■ Work to complete ■
Copy each line in the data that includes the word "hrať".

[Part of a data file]
═══

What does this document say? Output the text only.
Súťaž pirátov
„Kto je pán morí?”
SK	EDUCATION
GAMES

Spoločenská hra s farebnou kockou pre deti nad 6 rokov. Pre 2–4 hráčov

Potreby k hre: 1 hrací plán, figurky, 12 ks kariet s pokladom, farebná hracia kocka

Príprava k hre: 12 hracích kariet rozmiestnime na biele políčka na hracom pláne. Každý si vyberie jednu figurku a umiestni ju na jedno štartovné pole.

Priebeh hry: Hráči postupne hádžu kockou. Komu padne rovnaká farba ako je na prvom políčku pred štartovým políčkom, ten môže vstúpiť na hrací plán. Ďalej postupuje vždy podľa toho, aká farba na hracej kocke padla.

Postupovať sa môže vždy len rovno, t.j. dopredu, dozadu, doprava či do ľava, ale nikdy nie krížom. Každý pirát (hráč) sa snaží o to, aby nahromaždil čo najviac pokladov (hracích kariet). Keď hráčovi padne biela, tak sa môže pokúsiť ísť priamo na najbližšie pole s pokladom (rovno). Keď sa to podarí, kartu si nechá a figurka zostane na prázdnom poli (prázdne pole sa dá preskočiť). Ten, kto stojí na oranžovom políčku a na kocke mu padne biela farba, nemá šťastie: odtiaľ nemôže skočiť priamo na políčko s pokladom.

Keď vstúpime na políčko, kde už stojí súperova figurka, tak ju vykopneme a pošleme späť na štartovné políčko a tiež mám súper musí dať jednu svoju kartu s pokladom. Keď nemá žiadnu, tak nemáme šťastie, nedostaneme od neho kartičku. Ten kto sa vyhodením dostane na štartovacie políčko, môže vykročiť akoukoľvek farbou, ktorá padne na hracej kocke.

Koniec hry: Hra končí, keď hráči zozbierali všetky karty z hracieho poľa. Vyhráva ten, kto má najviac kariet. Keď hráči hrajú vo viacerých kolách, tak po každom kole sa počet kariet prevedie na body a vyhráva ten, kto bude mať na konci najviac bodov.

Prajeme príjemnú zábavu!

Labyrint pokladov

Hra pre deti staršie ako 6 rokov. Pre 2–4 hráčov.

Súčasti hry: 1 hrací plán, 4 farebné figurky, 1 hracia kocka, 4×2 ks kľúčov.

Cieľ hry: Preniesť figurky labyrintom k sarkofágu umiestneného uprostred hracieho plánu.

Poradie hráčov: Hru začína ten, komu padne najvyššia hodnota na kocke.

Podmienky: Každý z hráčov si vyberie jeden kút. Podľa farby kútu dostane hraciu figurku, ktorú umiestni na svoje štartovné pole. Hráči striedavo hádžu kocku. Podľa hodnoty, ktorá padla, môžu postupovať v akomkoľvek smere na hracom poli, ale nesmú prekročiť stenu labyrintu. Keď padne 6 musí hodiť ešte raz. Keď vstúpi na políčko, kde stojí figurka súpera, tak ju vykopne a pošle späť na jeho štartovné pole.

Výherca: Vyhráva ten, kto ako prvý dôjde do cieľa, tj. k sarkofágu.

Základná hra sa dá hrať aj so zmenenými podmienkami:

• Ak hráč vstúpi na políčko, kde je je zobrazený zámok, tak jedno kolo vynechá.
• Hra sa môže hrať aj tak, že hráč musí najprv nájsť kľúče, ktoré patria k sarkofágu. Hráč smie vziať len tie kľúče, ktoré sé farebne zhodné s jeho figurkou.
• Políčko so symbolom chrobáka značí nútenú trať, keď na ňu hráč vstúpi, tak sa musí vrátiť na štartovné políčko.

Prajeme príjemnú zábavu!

═══

■ Solution for this problem ■
Základná hra sa dá hrať aj so zmenenými podmienkami:
• Hra sa môže hrať aj tak, že hráč musí najprv nájsť kľúče, ktoré patria k sarkofágu. Hráč smie vziať len tie kľúče, ktoré sé farebne zhodné s jeho figurkou.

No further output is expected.